■ **Request**: Extract every line of the material that holds the string "cases".

■ **Material provided**:

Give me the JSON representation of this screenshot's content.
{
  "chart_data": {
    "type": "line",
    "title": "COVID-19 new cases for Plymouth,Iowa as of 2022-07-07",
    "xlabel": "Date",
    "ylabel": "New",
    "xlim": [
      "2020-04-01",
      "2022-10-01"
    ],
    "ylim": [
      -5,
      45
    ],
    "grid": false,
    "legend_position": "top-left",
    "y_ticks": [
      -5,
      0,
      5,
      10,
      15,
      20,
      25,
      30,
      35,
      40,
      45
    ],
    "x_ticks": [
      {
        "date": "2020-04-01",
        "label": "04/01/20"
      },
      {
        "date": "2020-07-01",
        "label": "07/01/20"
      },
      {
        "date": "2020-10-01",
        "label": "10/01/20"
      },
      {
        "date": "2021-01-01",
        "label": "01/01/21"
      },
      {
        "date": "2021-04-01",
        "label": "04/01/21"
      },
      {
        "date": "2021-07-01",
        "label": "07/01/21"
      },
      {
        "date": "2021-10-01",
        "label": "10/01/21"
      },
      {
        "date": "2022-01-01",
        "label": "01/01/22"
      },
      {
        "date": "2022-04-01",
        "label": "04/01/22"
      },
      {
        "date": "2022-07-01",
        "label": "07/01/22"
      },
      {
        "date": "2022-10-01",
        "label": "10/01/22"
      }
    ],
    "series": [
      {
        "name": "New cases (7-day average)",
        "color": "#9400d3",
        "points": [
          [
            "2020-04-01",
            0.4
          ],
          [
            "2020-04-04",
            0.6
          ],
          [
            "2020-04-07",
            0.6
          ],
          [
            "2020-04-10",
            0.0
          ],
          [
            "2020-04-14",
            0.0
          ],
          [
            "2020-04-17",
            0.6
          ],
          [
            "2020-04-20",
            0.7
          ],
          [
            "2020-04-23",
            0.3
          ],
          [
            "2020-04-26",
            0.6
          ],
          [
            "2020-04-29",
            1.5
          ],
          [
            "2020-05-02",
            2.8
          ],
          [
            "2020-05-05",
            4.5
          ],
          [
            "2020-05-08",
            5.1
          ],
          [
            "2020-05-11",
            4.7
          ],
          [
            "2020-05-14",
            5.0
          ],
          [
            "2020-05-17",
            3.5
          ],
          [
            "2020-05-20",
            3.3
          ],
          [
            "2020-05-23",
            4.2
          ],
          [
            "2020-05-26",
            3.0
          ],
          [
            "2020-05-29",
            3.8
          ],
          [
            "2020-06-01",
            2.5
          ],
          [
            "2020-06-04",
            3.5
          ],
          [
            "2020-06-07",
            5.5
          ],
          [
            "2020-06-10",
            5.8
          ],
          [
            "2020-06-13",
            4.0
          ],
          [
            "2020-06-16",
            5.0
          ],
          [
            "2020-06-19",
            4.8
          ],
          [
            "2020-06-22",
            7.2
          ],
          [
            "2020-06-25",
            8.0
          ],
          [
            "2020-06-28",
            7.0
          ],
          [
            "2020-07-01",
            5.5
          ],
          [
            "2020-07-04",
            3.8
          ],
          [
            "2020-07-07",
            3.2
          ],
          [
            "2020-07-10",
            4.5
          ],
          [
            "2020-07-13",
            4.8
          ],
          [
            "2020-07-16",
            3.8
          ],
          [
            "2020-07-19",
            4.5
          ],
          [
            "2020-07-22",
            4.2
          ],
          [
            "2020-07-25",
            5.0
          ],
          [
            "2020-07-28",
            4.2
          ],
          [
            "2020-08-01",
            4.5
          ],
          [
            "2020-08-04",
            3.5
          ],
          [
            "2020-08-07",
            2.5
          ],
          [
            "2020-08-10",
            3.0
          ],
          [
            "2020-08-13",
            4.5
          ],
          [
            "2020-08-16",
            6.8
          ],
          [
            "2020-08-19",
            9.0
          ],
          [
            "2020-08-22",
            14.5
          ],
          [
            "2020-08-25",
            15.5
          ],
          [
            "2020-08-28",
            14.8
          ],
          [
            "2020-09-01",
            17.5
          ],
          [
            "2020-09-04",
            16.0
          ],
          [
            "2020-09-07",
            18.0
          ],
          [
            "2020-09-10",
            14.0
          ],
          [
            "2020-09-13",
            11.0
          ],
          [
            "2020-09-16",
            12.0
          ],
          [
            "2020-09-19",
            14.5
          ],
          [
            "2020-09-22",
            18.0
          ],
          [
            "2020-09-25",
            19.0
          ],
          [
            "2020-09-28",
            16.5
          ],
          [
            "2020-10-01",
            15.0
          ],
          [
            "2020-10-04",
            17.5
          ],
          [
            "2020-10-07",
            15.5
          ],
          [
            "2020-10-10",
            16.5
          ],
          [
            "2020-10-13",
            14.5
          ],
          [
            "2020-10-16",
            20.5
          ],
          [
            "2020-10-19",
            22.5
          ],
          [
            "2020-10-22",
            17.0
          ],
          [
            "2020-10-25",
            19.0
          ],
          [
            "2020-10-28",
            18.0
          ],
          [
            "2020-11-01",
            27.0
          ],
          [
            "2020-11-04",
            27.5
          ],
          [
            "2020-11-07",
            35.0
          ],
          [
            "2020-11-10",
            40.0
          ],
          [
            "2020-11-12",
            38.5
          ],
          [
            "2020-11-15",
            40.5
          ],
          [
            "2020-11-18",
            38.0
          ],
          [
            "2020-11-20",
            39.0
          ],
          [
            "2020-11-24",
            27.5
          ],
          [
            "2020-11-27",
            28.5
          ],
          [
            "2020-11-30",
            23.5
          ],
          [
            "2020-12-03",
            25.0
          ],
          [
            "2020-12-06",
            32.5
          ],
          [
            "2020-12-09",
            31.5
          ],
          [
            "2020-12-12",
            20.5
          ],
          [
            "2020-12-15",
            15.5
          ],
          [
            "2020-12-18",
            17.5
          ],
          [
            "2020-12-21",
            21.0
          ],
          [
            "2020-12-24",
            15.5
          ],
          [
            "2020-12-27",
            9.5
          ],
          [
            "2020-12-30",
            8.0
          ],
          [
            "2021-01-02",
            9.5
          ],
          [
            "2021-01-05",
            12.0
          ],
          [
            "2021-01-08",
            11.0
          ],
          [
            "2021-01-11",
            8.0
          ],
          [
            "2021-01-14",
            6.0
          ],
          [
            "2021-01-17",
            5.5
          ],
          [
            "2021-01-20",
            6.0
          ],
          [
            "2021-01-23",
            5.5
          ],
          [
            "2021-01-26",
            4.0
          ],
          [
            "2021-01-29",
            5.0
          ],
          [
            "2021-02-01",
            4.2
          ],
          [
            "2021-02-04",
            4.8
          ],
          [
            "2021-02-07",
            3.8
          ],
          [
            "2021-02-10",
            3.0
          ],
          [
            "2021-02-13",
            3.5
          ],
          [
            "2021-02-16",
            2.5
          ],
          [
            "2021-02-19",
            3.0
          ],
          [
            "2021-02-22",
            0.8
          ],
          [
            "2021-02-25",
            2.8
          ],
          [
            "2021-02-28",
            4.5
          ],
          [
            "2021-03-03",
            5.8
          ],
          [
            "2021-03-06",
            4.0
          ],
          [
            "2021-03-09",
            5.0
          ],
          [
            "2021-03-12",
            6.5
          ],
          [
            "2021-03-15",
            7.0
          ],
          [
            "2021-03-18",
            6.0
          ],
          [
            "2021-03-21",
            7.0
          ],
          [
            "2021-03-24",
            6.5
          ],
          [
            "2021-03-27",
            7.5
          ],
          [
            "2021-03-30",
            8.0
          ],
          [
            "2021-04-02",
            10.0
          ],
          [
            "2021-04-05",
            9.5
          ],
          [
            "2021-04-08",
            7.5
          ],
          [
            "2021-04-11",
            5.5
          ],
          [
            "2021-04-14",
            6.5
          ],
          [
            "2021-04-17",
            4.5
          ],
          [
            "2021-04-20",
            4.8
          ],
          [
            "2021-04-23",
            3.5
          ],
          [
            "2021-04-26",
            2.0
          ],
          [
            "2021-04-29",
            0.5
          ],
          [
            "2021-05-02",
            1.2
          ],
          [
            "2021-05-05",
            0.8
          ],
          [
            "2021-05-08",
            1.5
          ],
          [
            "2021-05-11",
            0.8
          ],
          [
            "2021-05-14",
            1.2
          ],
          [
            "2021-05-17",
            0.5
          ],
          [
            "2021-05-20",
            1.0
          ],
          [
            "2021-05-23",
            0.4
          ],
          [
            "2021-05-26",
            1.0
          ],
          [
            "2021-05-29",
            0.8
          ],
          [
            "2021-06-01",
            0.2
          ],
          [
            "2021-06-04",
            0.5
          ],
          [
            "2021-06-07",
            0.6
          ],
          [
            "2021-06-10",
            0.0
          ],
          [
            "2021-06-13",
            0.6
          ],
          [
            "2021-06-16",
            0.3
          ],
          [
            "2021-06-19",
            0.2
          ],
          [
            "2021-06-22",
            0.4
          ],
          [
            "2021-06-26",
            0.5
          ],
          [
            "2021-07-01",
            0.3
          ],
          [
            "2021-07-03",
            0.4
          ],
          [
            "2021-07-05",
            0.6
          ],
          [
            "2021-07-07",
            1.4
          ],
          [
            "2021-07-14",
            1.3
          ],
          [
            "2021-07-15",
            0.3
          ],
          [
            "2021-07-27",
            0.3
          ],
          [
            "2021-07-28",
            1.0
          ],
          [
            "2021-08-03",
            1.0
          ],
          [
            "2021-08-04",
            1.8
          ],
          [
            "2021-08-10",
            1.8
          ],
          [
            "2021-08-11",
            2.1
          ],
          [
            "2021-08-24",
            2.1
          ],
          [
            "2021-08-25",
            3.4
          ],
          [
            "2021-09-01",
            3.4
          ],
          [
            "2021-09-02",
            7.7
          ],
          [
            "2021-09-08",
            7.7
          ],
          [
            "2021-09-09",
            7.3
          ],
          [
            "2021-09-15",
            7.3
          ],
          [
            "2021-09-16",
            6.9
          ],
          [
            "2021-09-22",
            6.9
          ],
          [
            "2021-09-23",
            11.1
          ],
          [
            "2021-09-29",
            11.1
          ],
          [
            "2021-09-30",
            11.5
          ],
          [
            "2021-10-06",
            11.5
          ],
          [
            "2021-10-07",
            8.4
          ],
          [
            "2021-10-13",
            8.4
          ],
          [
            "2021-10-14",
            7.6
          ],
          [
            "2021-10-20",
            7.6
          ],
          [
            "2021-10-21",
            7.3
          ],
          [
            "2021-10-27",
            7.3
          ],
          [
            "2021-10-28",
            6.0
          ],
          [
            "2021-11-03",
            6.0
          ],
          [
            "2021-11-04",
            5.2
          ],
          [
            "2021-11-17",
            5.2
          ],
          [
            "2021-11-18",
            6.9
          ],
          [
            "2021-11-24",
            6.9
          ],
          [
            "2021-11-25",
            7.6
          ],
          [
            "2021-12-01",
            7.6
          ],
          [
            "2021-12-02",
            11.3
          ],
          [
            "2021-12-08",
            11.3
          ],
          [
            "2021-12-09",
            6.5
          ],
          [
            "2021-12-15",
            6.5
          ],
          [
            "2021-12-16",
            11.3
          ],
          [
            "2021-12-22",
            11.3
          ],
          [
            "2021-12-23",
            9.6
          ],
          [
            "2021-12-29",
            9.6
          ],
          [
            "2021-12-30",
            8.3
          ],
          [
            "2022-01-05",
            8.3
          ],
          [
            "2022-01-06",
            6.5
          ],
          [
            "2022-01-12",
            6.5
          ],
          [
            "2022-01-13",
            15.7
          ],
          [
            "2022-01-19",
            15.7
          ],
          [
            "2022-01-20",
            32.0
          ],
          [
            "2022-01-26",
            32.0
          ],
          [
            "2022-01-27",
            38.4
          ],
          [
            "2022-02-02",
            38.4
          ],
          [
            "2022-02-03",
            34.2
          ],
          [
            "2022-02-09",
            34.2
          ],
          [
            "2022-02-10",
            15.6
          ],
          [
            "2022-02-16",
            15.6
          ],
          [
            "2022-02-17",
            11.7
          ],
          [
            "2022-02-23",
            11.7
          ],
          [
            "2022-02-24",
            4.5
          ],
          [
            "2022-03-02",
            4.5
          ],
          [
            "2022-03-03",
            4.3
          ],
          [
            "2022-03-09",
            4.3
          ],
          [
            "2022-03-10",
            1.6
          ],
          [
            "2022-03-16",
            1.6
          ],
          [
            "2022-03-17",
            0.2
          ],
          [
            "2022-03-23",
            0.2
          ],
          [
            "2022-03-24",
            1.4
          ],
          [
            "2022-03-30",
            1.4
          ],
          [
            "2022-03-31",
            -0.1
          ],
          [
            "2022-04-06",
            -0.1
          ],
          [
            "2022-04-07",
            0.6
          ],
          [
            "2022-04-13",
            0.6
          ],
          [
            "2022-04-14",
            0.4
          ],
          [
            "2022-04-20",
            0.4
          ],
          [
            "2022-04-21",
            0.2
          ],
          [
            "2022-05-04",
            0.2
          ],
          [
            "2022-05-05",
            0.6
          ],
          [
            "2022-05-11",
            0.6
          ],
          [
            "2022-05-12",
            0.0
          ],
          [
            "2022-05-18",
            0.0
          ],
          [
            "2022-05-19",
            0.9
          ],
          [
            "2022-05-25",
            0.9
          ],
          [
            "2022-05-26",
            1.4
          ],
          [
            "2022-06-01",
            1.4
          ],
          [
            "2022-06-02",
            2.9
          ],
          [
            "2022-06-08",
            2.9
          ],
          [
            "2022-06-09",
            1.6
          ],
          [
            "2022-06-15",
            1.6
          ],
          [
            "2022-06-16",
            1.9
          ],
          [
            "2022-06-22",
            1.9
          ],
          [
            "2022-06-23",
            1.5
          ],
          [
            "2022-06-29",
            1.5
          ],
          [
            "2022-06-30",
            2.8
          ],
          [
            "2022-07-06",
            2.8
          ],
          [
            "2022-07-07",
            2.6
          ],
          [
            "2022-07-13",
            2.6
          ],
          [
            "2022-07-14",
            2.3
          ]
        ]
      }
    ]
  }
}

■ **Answer to the problem**:
    "title": "COVID-19 new cases for Plymouth,Iowa as of 2022-07-07",
        "name": "New cases (7-day average)",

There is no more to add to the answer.